Skip the pictures. Quote every line below, exactly, from the one with "What text is on this page?" through the final line.

+===+

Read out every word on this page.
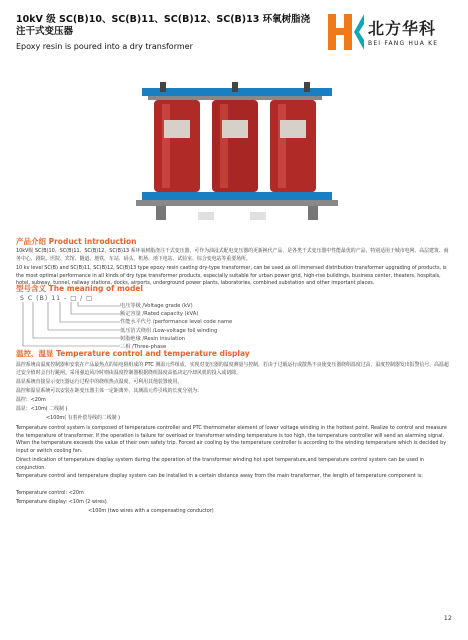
10kV 级 SC(B)10、SC(B)11、SC(B)12、SC(B)13 环氧树脂浇注干式变压器

Epoxy resin is poured into a dry transformer

北方华科
BEI FANG HUA KE
产品介绍 Product introduction

10kV级 SC(B)10、SC(B)11、SC(B)12、SC(B)13 系环氧树脂浇注干式变压器，可作为油浸式配电变压器的更新换代产品，是各类干式变压器中性能最优的产品，特别适用于城市电网、高层建筑、商务中心、剧院、医院、宾馆、隧道、地铁、车站、码头、机场、地下电站、试验室、综合变电站等重要场所。

10 kv level SC(B) and SC(B)11, SC(B)12, SC(B)13 type epoxy resin casting dry-type transformer, can be used as oil immersed distribution transformer upgrading of products, is the most optimal performance in all kinds of dry type transformer products, especially suitable for urban power grid, high-rise buildings, business center, theaters, hospitals, hotel, subway, tunnel, railway stations, docks, airports, underground power plants, laboratories, combined substation and other important places.

型号含义 The meaning of model
S C (B) 11 - □ / □
电压等级 /Voltage grade (kV)
额定容量 /Rated capacity (kVA)
性能水平代号 /performance level code name
低压箔式绕组 /Low-voltage foil winding
树脂绝缘 /Resin insulation
三相 /Three-phase
温控、温显 Temperature control and temperature display

温控系统由温度控制器和安装在产品最热点的铂电阻组成的 PTC 测温元件组成，实现对变压器的温度测量与控制，若由于过载运行或散热不良使变压器绕组温度过高，温度控制器发出报警信号，高温超过安全值时会自行跳闸。采用强迫风冷时则由温度控制器根据绕组温度高低决定冷却风机的投入或切除。

温显系统直接显示变压器运行过程中的绕组热点温度，可利用其他装置使用。

温控和温显系统可以安装在距变压器主体一定距离外，其测温元件引线的长度分别为：

温控：<20m

温显：<10m( 二线制 )

<100m( 有着补偿导线的二线制 )

Temperature control system is composed of temperature controller and PTC thermometer element of lower voltage winding in the hottest point. Realize to control and measure the temperature of transformer. If the operation is failure for overload or transformer winding temperature is too high, the temperature controller will send an alarming signal. When the temperature exceeds the value of their own safety trip. Forced air cooling by the temperature controller is according to the winding temperature which is decided by input or switch cooling fan.

Direct indication of temperature display system during the operation of the transformer winding hot spot temperature,and temperature control system can be used in conjunction.

Temperature control and temperature display system can be installed in a certain distance away from the main transformer, the length of temperature component is:

Temperature control: <20m

Temperature display: <10m (2 wires)

<100m (two wires with a compensating conductor)

12
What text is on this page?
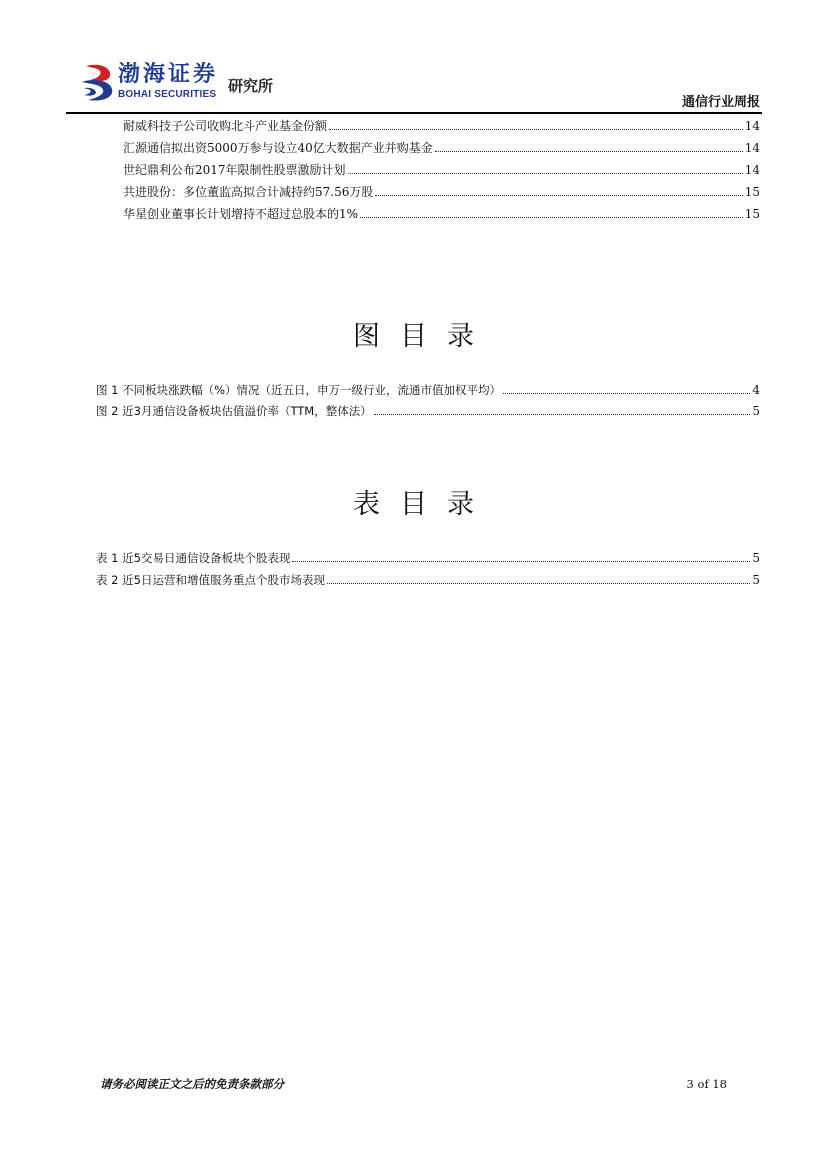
渤海证券
BOHAI SECURITIES 研究所
通信行业周报
耐威科技子公司收购北斗产业基金份额	14
汇源通信拟出资5000万参与设立40亿大数据产业并购基金	14
世纪鼎利公布2017年限制性股票激励计划	14
共进股份：多位董监高拟合计减持约57.56万股	15
华星创业董事长计划增持不超过总股本的1%	15
图目录
图 1 不同板块涨跌幅（%）情况（近五日，申万一级行业，流通市值加权平均）	4
图 2 近3月通信设备板块估值溢价率（TTM，整体法）	5
表目录
表 1 近5交易日通信设备板块个股表现	5
表 2 近5日运营和增值服务重点个股市场表现	5
请务必阅读正文之后的免责条款部分	3 of 18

+===+

Task result:
What text is on this page?
渤海证券
BOHAI SECURITIES 研究所
通信行业周报
耐威科技子公司收购北斗产业基金份额	14
汇源通信拟出资5000万参与设立40亿大数据产业并购基金	14
世纪鼎利公布2017年限制性股票激励计划	14
共进股份：多位董监高拟合计减持约57.56万股	15
华星创业董事长计划增持不超过总股本的1%	15
图目录
图 1 不同板块涨跌幅（%）情况（近五日，申万一级行业，流通市值加权平均）	4
图 2 近3月通信设备板块估值溢价率（TTM，整体法）	5
表目录
表 1 近5交易日通信设备板块个股表现	5
表 2 近5日运营和增值服务重点个股市场表现	5
请务必阅读正文之后的免责条款部分	3 of 18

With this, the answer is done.